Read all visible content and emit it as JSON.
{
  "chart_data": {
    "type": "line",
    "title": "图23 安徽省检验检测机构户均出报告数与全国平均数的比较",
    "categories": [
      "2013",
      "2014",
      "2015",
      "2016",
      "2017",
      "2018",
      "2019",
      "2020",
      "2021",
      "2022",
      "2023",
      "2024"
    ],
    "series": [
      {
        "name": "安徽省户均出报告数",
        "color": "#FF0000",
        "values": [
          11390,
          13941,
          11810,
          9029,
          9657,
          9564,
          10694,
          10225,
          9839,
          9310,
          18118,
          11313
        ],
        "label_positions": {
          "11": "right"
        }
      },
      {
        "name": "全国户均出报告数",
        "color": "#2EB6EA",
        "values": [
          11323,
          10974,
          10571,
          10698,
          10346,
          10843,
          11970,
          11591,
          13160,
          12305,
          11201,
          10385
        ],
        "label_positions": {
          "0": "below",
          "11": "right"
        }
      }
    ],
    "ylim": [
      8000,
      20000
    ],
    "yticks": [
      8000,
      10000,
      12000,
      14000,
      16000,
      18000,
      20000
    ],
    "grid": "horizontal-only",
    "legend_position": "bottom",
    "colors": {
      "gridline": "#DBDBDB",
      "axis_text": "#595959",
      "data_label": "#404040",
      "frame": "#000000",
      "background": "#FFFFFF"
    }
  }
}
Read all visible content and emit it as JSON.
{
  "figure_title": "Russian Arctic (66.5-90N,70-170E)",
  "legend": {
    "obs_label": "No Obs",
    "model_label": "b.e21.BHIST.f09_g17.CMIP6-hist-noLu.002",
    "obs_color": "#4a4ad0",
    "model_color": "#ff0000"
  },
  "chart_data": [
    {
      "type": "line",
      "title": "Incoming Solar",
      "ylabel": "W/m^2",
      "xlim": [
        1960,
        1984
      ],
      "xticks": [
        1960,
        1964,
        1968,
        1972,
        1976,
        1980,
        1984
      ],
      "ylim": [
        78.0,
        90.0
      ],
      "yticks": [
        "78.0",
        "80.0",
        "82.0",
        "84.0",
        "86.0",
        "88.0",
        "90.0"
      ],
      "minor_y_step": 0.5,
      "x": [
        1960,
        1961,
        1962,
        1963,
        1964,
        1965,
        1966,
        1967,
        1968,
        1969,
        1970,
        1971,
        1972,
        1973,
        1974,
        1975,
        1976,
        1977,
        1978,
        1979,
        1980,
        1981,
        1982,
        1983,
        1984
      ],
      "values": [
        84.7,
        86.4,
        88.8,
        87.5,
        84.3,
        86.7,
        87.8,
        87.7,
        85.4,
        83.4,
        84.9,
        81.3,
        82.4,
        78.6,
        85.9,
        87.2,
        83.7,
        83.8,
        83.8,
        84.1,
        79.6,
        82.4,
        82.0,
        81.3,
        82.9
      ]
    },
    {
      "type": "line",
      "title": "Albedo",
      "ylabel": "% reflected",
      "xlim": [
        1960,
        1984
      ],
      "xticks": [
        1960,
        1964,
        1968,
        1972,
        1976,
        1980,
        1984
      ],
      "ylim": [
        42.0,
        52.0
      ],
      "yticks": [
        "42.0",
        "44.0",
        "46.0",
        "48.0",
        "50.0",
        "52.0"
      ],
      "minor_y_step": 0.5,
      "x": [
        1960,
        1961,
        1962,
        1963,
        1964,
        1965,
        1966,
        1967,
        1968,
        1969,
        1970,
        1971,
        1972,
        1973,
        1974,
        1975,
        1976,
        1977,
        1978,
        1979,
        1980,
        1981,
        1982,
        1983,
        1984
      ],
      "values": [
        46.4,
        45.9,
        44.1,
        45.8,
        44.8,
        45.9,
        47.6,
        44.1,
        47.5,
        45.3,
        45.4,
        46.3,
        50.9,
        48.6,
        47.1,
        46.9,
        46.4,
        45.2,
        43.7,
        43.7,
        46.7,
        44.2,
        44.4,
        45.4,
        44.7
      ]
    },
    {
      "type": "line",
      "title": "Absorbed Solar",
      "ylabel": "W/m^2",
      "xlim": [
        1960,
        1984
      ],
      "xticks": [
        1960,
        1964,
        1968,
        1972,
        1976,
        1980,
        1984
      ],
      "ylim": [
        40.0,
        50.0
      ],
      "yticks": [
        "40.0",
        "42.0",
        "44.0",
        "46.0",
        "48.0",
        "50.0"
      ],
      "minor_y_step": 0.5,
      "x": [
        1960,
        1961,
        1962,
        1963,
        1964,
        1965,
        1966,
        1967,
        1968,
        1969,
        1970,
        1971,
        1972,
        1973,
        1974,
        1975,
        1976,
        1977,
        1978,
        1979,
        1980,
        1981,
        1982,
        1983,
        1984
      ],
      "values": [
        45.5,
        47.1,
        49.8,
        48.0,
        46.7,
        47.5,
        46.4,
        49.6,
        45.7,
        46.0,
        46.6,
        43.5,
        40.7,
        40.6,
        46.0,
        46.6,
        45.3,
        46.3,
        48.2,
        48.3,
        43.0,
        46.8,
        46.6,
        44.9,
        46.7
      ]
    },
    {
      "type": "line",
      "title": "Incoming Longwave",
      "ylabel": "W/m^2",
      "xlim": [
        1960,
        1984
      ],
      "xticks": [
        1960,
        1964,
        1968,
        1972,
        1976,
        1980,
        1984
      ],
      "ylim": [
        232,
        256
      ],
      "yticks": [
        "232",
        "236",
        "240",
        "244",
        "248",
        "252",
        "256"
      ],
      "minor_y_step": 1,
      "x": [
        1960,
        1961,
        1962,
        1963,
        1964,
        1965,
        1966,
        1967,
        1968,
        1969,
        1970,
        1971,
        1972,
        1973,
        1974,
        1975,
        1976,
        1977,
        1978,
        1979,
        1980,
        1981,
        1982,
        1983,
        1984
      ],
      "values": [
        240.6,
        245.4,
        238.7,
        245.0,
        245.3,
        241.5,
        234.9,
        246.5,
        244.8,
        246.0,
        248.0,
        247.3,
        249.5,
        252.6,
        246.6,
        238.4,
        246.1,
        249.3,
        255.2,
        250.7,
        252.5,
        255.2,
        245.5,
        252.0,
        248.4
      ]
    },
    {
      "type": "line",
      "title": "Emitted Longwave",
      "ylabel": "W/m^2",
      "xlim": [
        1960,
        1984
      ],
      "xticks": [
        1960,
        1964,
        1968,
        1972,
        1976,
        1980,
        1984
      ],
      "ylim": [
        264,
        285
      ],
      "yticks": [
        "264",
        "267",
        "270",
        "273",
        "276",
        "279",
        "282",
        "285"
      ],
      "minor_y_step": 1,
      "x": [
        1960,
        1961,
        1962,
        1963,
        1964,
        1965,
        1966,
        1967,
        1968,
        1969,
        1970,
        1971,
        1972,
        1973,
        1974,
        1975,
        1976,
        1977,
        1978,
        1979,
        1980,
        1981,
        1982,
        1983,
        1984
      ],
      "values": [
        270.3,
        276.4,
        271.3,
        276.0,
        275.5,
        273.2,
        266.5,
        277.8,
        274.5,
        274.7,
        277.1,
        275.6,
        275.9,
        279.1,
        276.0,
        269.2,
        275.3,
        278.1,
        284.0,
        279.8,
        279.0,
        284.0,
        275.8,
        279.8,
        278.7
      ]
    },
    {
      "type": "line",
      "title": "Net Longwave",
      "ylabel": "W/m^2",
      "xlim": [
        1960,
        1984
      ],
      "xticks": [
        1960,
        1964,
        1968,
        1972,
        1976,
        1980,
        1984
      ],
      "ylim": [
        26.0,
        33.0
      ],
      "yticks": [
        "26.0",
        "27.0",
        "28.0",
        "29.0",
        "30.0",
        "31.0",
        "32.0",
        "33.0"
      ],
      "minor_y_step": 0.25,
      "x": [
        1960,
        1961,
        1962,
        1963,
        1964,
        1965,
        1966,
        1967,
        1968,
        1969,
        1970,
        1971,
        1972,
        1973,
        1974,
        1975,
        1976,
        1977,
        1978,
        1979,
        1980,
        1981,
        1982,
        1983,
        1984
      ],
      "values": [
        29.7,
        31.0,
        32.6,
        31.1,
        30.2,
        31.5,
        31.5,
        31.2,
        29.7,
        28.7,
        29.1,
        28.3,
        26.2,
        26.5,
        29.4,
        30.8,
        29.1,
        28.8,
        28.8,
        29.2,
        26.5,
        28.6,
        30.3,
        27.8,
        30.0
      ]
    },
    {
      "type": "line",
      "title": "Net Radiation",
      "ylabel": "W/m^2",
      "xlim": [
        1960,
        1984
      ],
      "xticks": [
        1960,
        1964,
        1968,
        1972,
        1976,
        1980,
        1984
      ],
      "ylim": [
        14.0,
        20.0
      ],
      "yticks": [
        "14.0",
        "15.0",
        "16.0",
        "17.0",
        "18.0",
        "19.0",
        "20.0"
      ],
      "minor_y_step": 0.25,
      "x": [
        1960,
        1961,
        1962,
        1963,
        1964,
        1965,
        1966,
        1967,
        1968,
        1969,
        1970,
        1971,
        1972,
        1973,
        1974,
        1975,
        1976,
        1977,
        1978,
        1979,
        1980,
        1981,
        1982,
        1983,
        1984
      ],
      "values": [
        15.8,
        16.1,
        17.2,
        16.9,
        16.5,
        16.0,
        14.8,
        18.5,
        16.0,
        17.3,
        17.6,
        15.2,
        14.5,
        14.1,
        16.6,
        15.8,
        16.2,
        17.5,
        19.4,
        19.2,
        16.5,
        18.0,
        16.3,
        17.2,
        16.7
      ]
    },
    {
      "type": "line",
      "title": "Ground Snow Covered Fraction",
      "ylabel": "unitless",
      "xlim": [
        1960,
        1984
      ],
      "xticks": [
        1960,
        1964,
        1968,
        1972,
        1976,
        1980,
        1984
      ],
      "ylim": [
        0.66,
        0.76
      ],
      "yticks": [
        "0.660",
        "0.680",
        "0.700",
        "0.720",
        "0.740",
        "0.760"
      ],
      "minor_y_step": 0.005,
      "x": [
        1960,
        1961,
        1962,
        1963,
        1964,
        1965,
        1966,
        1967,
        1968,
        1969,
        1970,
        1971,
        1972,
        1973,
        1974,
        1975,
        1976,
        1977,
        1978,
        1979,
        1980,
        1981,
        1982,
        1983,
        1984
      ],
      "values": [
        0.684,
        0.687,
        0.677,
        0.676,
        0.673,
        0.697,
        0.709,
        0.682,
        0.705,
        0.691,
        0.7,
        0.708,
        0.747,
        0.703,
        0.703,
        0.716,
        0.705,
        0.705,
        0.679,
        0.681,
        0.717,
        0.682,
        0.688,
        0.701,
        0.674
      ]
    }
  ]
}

EXERCISE BRIEF - Using the material above, gather every line that includes "Solar".

RESPONSE TO THE EXERCISE -
      "title": "Incoming Solar",
      "title": "Absorbed Solar",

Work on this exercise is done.